» OBJECTIVE
Leaving out the pictures, please retype each record exactly.

» INPUT
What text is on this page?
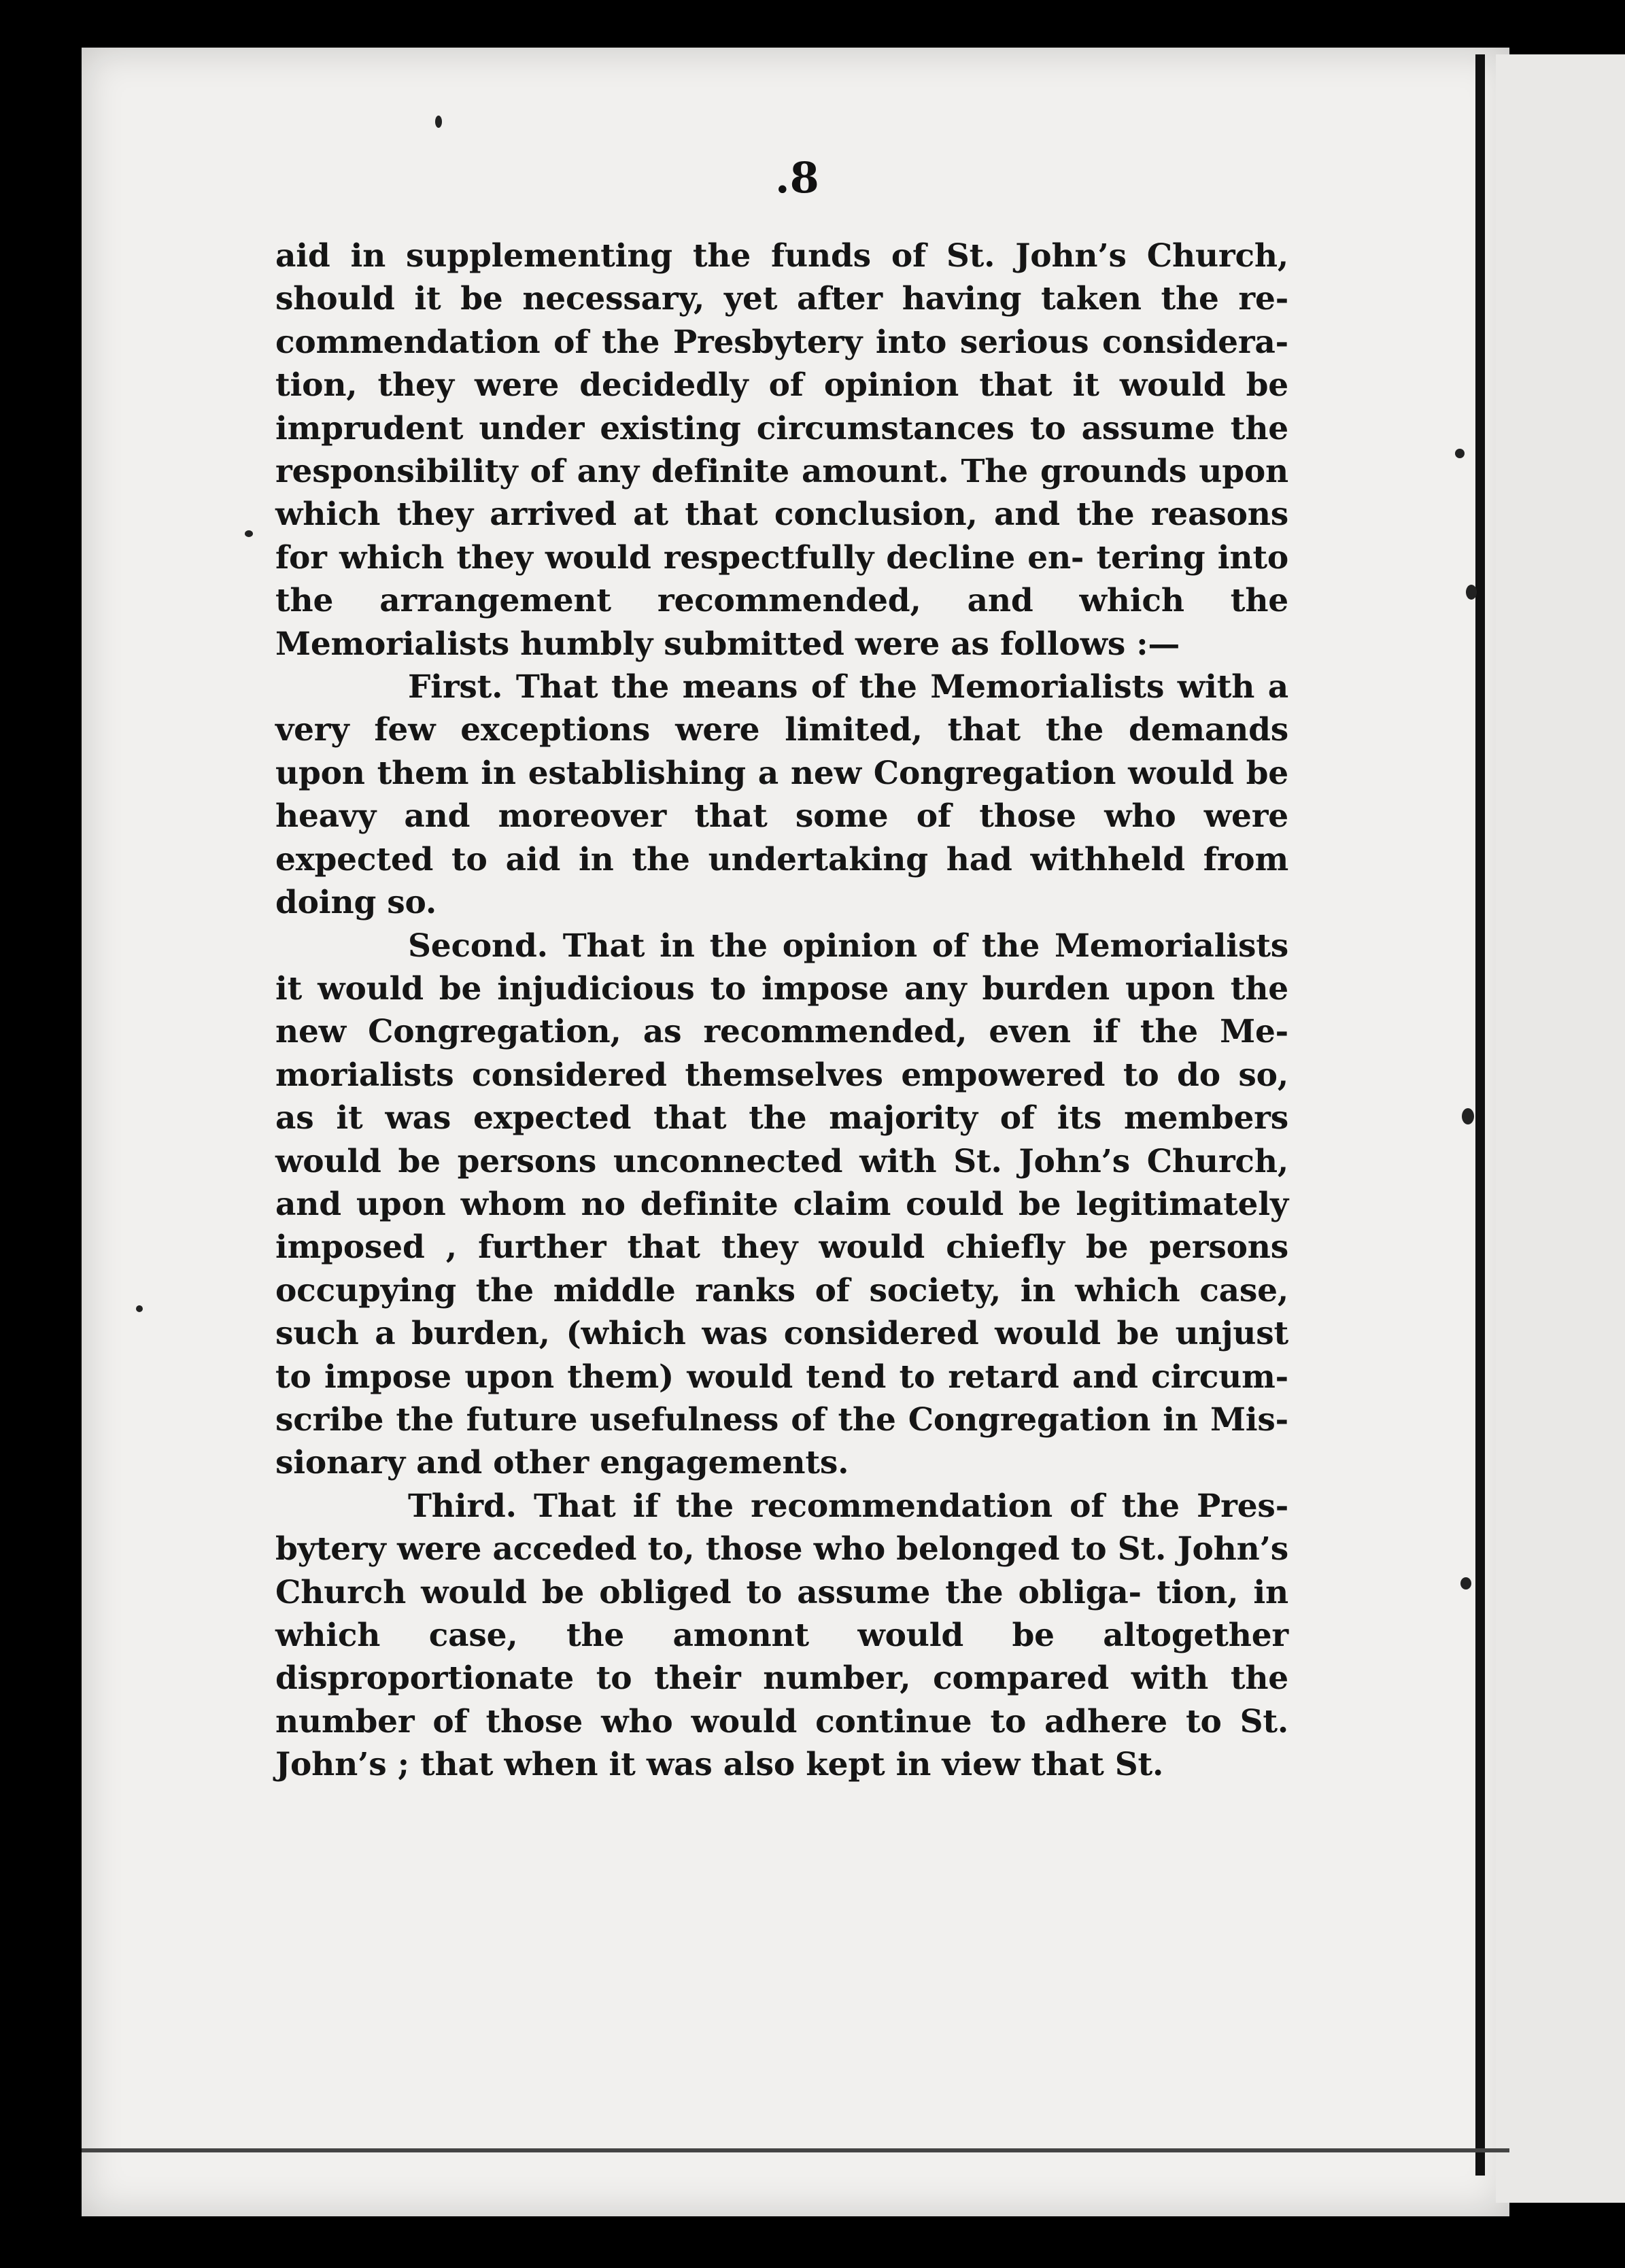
.8

aid in supplementing the funds of St. John’s Church, should it be necessary, yet after having taken the re- commendation of the Presbytery into serious considera- tion, they were decidedly of opinion that it would be imprudent under existing circumstances to assume the responsibility of any definite amount. The grounds upon which they arrived at that conclusion, and the reasons for which they would respectfully decline en- tering into the arrangement recommended, and which the Memorialists humbly submitted were as follows :—

First. That the means of the Memorialists with a very few exceptions were limited, that the demands upon them in establishing a new Congregation would be heavy and moreover that some of those who were expected to aid in the undertaking had withheld from doing so.

Second. That in the opinion of the Memorialists it would be injudicious to impose any burden upon the new Congregation, as recommended, even if the Me- morialists considered themselves empowered to do so, as it was expected that the majority of its members would be persons unconnected with St. John’s Church, and upon whom no definite claim could be legitimately imposed , further that they would chiefly be persons occupying the middle ranks of society, in which case, such a burden, (which was considered would be unjust to impose upon them) would tend to retard and circum- scribe the future usefulness of the Congregation in Mis- sionary and other engagements.

Third. That if the recommendation of the Pres- bytery were acceded to, those who belonged to St. John’s Church would be obliged to assume the obliga- tion, in which case, the amonnt would be altogether disproportionate to their number, compared with the number of those who would continue to adhere to St. John’s ; that when it was also kept in view that St.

» EXPECTED OUTPUT
What text is on this page?
.8

aid in supplementing the funds of St. John’s Church, should it be necessary, yet after having taken the re- commendation of the Presbytery into serious considera- tion, they were decidedly of opinion that it would be imprudent under existing circumstances to assume the responsibility of any definite amount. The grounds upon which they arrived at that conclusion, and the reasons for which they would respectfully decline en- tering into the arrangement recommended, and which the Memorialists humbly submitted were as follows :—

First. That the means of the Memorialists with a very few exceptions were limited, that the demands upon them in establishing a new Congregation would be heavy and moreover that some of those who were expected to aid in the undertaking had withheld from doing so.

Second. That in the opinion of the Memorialists it would be injudicious to impose any burden upon the new Congregation, as recommended, even if the Me- morialists considered themselves empowered to do so, as it was expected that the majority of its members would be persons unconnected with St. John’s Church, and upon whom no definite claim could be legitimately imposed , further that they would chiefly be persons occupying the middle ranks of society, in which case, such a burden, (which was considered would be unjust to impose upon them) would tend to retard and circum- scribe the future usefulness of the Congregation in Mis- sionary and other engagements.

Third. That if the recommendation of the Pres- bytery were acceded to, those who belonged to St. John’s Church would be obliged to assume the obliga- tion, in which case, the amonnt would be altogether disproportionate to their number, compared with the number of those who would continue to adhere to St. John’s ; that when it was also kept in view that St.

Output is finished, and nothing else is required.